▶ **What the exercise asks**
Word for word, print each line of the listing below; pictures stay out.

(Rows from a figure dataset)
+++
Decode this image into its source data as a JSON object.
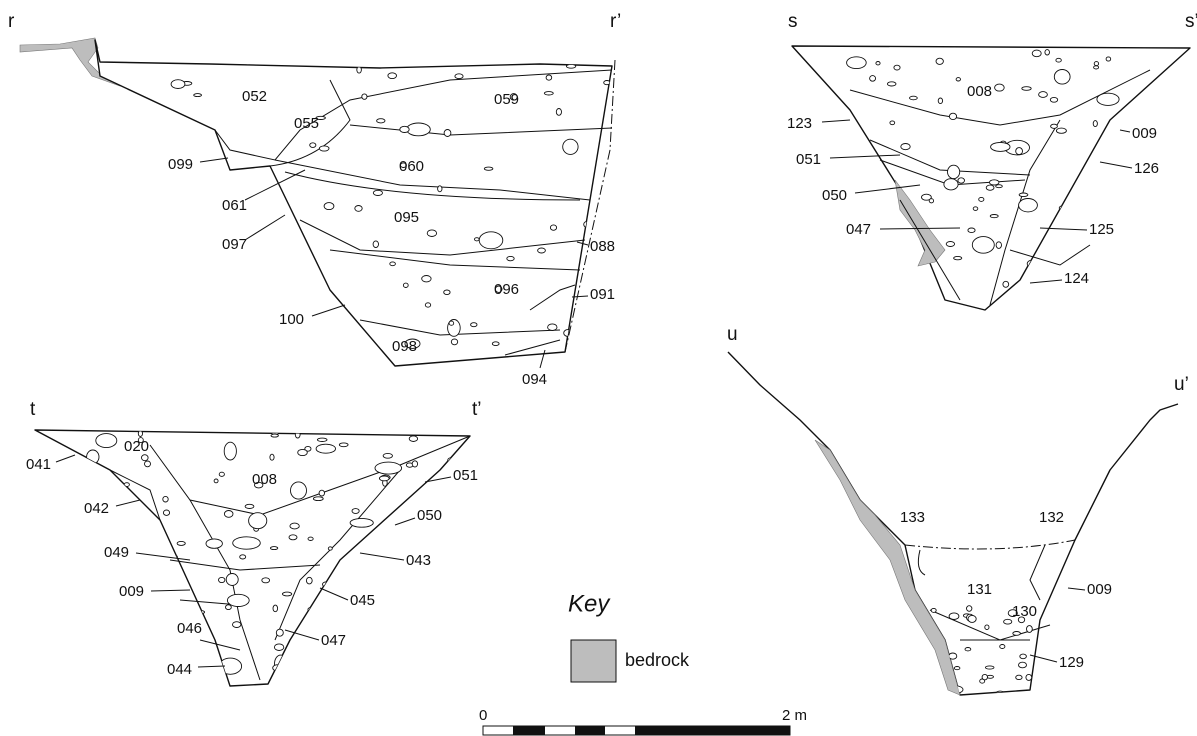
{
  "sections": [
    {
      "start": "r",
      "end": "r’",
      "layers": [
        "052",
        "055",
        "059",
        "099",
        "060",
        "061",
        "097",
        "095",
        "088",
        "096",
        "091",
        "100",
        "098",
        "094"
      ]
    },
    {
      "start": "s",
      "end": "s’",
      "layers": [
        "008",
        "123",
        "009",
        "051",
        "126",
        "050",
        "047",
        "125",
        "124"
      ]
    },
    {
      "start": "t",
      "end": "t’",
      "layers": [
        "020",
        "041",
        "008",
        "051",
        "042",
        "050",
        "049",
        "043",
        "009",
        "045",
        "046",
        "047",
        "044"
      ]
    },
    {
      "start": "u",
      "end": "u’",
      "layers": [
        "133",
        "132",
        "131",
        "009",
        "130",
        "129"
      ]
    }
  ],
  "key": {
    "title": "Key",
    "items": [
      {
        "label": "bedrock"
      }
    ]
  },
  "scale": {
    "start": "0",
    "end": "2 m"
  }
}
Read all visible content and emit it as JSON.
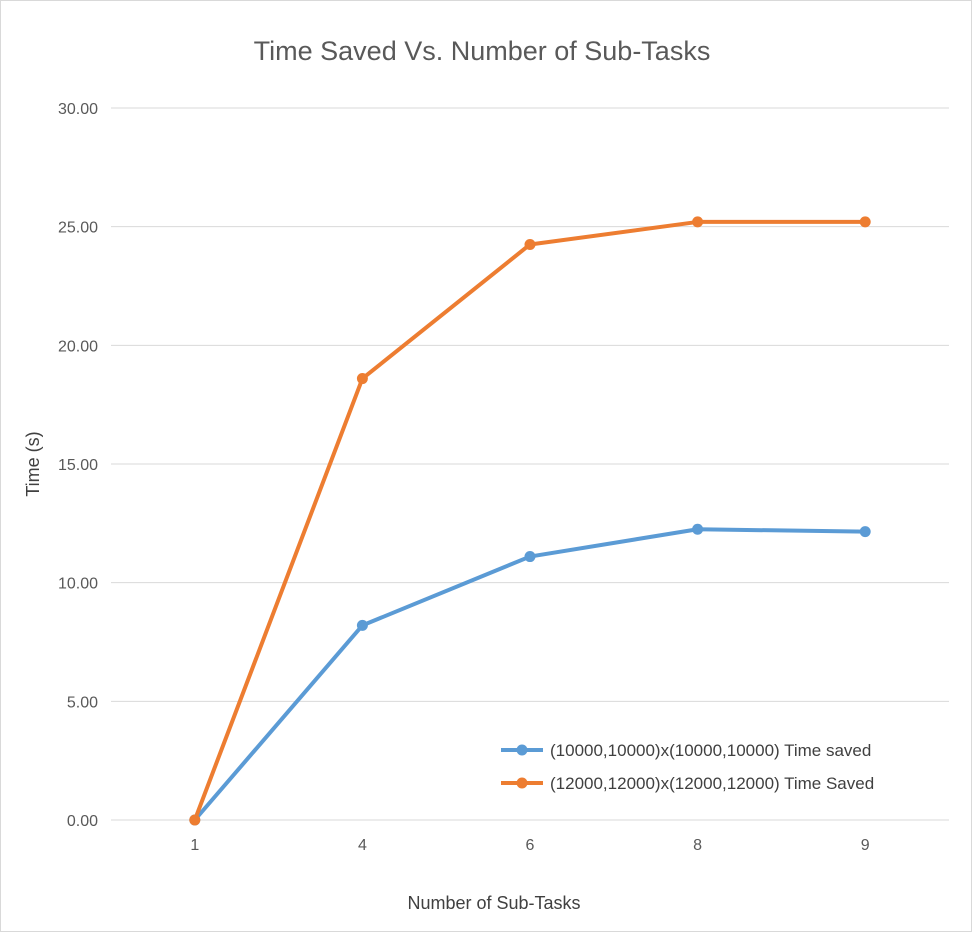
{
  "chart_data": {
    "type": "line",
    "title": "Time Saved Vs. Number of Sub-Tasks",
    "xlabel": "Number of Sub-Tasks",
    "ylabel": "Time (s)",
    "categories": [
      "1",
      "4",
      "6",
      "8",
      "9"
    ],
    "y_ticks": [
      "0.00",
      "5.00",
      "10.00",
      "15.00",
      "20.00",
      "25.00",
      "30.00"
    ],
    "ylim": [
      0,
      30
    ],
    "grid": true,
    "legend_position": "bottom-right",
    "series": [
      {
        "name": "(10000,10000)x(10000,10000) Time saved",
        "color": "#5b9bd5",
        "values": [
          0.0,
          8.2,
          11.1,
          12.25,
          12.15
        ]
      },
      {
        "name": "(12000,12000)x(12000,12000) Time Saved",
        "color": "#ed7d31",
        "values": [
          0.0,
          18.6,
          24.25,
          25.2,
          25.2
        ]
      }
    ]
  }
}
+++
▶ **Solution below**
Decode this image into its source data as a JSON object.
{
  "sections": [
    {
      "start": "r",
      "end": "r’",
      "layers": [
        "052",
        "055",
        "059",
        "099",
        "060",
        "061",
        "097",
        "095",
        "088",
        "096",
        "091",
        "100",
        "098",
        "094"
      ]
    },
    {
      "start": "s",
      "end": "s’",
      "layers": [
        "008",
        "123",
        "009",
        "051",
        "126",
        "050",
        "047",
        "125",
        "124"
      ]
    },
    {
      "start": "t",
      "end": "t’",
      "layers": [
        "020",
        "041",
        "008",
        "051",
        "042",
        "050",
        "049",
        "043",
        "009",
        "045",
        "046",
        "047",
        "044"
      ]
    },
    {
      "start": "u",
      "end": "u’",
      "layers": [
        "133",
        "132",
        "131",
        "009",
        "130",
        "129"
      ]
    }
  ],
  "key": {
    "title": "Key",
    "items": [
      {
        "label": "bedrock"
      }
    ]
  },
  "scale": {
    "start": "0",
    "end": "2 m"
  }
}
Read all visible content and emit it as JSON.
{
  "chart_data": {
    "type": "line",
    "title": "Time Saved Vs. Number of Sub-Tasks",
    "xlabel": "Number of Sub-Tasks",
    "ylabel": "Time (s)",
    "categories": [
      "1",
      "4",
      "6",
      "8",
      "9"
    ],
    "y_ticks": [
      "0.00",
      "5.00",
      "10.00",
      "15.00",
      "20.00",
      "25.00",
      "30.00"
    ],
    "ylim": [
      0,
      30
    ],
    "grid": true,
    "legend_position": "bottom-right",
    "series": [
      {
        "name": "(10000,10000)x(10000,10000) Time saved",
        "color": "#5b9bd5",
        "values": [
          0.0,
          8.2,
          11.1,
          12.25,
          12.15
        ]
      },
      {
        "name": "(12000,12000)x(12000,12000) Time Saved",
        "color": "#ed7d31",
        "values": [
          0.0,
          18.6,
          24.25,
          25.2,
          25.2
        ]
      }
    ]
  }
}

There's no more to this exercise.